* [WRITTEN REQUEST] Provide an exact reproduction of every entry.

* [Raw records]
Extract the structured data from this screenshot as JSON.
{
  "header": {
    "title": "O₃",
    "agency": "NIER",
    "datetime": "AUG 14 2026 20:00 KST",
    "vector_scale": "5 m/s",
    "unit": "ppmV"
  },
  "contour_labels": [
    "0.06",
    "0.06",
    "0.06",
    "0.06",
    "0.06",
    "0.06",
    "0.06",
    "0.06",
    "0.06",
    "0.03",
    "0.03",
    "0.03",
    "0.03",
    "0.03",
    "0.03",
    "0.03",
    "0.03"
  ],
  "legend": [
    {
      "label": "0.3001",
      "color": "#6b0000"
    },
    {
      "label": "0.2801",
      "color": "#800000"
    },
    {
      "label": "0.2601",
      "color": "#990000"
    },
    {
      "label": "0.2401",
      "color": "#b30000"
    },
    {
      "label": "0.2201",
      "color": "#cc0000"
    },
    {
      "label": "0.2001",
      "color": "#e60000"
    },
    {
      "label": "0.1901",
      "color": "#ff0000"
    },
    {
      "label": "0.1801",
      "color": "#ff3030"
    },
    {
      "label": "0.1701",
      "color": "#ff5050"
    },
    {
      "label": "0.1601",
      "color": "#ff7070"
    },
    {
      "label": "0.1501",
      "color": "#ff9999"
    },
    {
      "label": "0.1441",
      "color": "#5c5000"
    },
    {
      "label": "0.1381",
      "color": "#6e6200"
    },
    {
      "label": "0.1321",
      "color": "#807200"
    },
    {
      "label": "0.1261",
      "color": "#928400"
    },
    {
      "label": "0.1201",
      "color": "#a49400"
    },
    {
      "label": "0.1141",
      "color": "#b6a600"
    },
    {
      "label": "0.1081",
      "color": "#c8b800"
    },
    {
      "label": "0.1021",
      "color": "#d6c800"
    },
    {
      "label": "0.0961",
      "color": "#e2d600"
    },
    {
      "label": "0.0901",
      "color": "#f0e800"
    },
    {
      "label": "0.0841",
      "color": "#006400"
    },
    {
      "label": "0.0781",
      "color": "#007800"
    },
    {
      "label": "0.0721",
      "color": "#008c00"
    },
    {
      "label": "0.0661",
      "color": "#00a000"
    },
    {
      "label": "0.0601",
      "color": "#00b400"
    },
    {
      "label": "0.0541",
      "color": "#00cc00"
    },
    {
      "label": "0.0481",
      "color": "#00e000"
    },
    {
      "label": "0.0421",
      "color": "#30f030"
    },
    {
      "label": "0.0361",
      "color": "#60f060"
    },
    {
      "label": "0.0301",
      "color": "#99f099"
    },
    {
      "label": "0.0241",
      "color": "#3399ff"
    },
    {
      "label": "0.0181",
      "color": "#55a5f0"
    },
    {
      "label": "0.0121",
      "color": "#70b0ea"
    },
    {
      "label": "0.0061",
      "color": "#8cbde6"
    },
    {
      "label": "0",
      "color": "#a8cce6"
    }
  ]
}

* [RESPONSE FOR THIS EXERCISE]
Extract the structured data from this screenshot as JSON.
{
  "header": {
    "title": "O₃",
    "agency": "NIER",
    "datetime": "AUG 14 2026 20:00 KST",
    "vector_scale": "5 m/s",
    "unit": "ppmV"
  },
  "contour_labels": [
    "0.06",
    "0.06",
    "0.06",
    "0.06",
    "0.06",
    "0.06",
    "0.06",
    "0.06",
    "0.06",
    "0.03",
    "0.03",
    "0.03",
    "0.03",
    "0.03",
    "0.03",
    "0.03",
    "0.03"
  ],
  "legend": [
    {
      "label": "0.3001",
      "color": "#6b0000"
    },
    {
      "label": "0.2801",
      "color": "#800000"
    },
    {
      "label": "0.2601",
      "color": "#990000"
    },
    {
      "label": "0.2401",
      "color": "#b30000"
    },
    {
      "label": "0.2201",
      "color": "#cc0000"
    },
    {
      "label": "0.2001",
      "color": "#e60000"
    },
    {
      "label": "0.1901",
      "color": "#ff0000"
    },
    {
      "label": "0.1801",
      "color": "#ff3030"
    },
    {
      "label": "0.1701",
      "color": "#ff5050"
    },
    {
      "label": "0.1601",
      "color": "#ff7070"
    },
    {
      "label": "0.1501",
      "color": "#ff9999"
    },
    {
      "label": "0.1441",
      "color": "#5c5000"
    },
    {
      "label": "0.1381",
      "color": "#6e6200"
    },
    {
      "label": "0.1321",
      "color": "#807200"
    },
    {
      "label": "0.1261",
      "color": "#928400"
    },
    {
      "label": "0.1201",
      "color": "#a49400"
    },
    {
      "label": "0.1141",
      "color": "#b6a600"
    },
    {
      "label": "0.1081",
      "color": "#c8b800"
    },
    {
      "label": "0.1021",
      "color": "#d6c800"
    },
    {
      "label": "0.0961",
      "color": "#e2d600"
    },
    {
      "label": "0.0901",
      "color": "#f0e800"
    },
    {
      "label": "0.0841",
      "color": "#006400"
    },
    {
      "label": "0.0781",
      "color": "#007800"
    },
    {
      "label": "0.0721",
      "color": "#008c00"
    },
    {
      "label": "0.0661",
      "color": "#00a000"
    },
    {
      "label": "0.0601",
      "color": "#00b400"
    },
    {
      "label": "0.0541",
      "color": "#00cc00"
    },
    {
      "label": "0.0481",
      "color": "#00e000"
    },
    {
      "label": "0.0421",
      "color": "#30f030"
    },
    {
      "label": "0.0361",
      "color": "#60f060"
    },
    {
      "label": "0.0301",
      "color": "#99f099"
    },
    {
      "label": "0.0241",
      "color": "#3399ff"
    },
    {
      "label": "0.0181",
      "color": "#55a5f0"
    },
    {
      "label": "0.0121",
      "color": "#70b0ea"
    },
    {
      "label": "0.0061",
      "color": "#8cbde6"
    },
    {
      "label": "0",
      "color": "#a8cce6"
    }
  ]
}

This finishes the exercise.